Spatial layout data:
* * * * *
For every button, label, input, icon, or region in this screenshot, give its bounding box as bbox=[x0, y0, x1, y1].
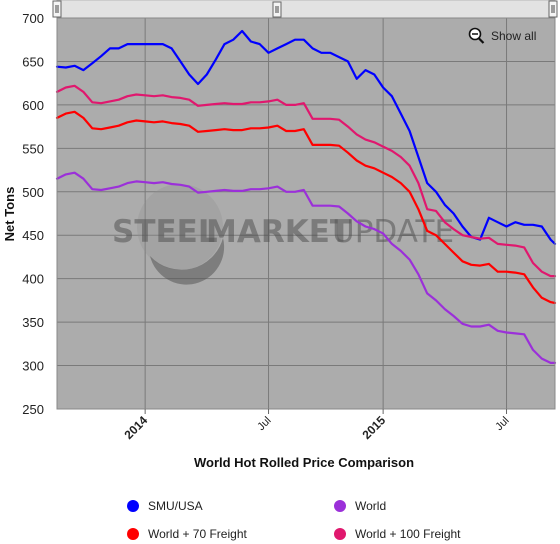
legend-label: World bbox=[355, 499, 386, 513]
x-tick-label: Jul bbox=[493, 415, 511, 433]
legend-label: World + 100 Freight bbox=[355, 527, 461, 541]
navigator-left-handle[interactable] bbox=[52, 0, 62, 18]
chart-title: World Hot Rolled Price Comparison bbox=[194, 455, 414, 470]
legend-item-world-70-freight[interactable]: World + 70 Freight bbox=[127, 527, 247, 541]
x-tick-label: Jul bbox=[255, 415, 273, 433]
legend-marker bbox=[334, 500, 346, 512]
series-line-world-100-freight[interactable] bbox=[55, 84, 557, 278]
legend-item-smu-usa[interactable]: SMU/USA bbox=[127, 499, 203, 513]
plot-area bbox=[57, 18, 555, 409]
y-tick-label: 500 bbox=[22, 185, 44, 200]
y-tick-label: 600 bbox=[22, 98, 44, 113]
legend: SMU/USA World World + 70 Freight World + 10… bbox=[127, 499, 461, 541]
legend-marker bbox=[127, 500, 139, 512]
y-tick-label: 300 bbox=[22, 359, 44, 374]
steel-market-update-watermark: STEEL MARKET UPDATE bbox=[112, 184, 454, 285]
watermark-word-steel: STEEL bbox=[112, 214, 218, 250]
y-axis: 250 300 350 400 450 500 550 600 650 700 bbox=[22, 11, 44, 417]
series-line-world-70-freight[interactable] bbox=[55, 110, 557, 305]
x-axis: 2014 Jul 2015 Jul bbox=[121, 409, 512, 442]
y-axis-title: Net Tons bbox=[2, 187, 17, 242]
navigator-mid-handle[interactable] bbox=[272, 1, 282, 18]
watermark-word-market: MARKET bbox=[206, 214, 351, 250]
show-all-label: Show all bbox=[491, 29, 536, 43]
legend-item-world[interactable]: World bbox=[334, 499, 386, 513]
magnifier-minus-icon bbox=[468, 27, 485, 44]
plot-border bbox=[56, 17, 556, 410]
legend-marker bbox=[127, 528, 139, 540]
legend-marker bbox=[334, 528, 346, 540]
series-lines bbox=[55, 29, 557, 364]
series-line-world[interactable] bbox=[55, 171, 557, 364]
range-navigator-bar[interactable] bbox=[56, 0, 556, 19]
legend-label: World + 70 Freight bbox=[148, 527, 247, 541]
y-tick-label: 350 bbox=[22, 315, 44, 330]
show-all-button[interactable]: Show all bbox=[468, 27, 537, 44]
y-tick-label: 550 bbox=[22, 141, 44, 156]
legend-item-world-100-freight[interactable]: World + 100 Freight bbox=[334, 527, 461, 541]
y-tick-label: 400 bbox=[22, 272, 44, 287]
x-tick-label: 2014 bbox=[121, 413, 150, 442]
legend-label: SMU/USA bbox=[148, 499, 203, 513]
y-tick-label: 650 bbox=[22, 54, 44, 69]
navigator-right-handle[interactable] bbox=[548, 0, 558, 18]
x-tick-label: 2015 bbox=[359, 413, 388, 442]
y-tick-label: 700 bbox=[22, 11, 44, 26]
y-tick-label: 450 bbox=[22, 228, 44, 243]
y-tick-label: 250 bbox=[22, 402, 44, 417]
* * * * *
◆ Required task ◆
Reproduce the listing above line for line, without any changes, and omit the pictures.

◆ Solved problem ◆
For every button, label, input, icon, or region in this screenshot, give its bounding box as bbox=[x0, y0, x1, y1].
legend-label: World bbox=[355, 499, 386, 513]
x-tick-label: Jul bbox=[493, 415, 511, 433]
legend-label: World + 100 Freight bbox=[355, 527, 461, 541]
navigator-left-handle[interactable] bbox=[52, 0, 62, 18]
chart-title: World Hot Rolled Price Comparison bbox=[194, 455, 414, 470]
legend-item-world-70-freight[interactable]: World + 70 Freight bbox=[127, 527, 247, 541]
x-tick-label: Jul bbox=[255, 415, 273, 433]
legend-marker bbox=[334, 500, 346, 512]
series-line-world-100-freight[interactable] bbox=[55, 84, 557, 278]
legend-item-smu-usa[interactable]: SMU/USA bbox=[127, 499, 203, 513]
plot-area bbox=[57, 18, 555, 409]
y-tick-label: 500 bbox=[22, 185, 44, 200]
y-tick-label: 600 bbox=[22, 98, 44, 113]
legend: SMU/USA World World + 70 Freight World + 10… bbox=[127, 499, 461, 541]
legend-marker bbox=[127, 500, 139, 512]
y-tick-label: 300 bbox=[22, 359, 44, 374]
steel-market-update-watermark: STEEL MARKET UPDATE bbox=[112, 184, 454, 285]
watermark-word-steel: STEEL bbox=[112, 214, 218, 250]
y-axis: 250 300 350 400 450 500 550 600 650 700 bbox=[22, 11, 44, 417]
series-line-world-70-freight[interactable] bbox=[55, 110, 557, 305]
x-axis: 2014 Jul 2015 Jul bbox=[121, 409, 512, 442]
y-axis-title: Net Tons bbox=[2, 187, 17, 242]
navigator-mid-handle[interactable] bbox=[272, 1, 282, 18]
watermark-word-market: MARKET bbox=[206, 214, 351, 250]
show-all-label: Show all bbox=[491, 29, 536, 43]
legend-item-world[interactable]: World bbox=[334, 499, 386, 513]
magnifier-minus-icon bbox=[468, 27, 485, 44]
plot-border bbox=[56, 17, 556, 410]
legend-marker bbox=[127, 528, 139, 540]
legend-marker bbox=[334, 528, 346, 540]
series-lines bbox=[55, 29, 557, 364]
series-line-world[interactable] bbox=[55, 171, 557, 364]
range-navigator-bar[interactable] bbox=[56, 0, 556, 19]
legend-label: World + 70 Freight bbox=[148, 527, 247, 541]
y-tick-label: 350 bbox=[22, 315, 44, 330]
show-all-button[interactable]: Show all bbox=[468, 27, 537, 44]
y-tick-label: 550 bbox=[22, 141, 44, 156]
legend-item-world-100-freight[interactable]: World + 100 Freight bbox=[334, 527, 461, 541]
y-tick-label: 400 bbox=[22, 272, 44, 287]
x-tick-label: 2014 bbox=[121, 413, 150, 442]
legend-label: SMU/USA bbox=[148, 499, 203, 513]
y-tick-label: 650 bbox=[22, 54, 44, 69]
navigator-right-handle[interactable] bbox=[548, 0, 558, 18]
x-tick-label: 2015 bbox=[359, 413, 388, 442]
y-tick-label: 700 bbox=[22, 11, 44, 26]
y-tick-label: 450 bbox=[22, 228, 44, 243]
y-tick-label: 250 bbox=[22, 402, 44, 417]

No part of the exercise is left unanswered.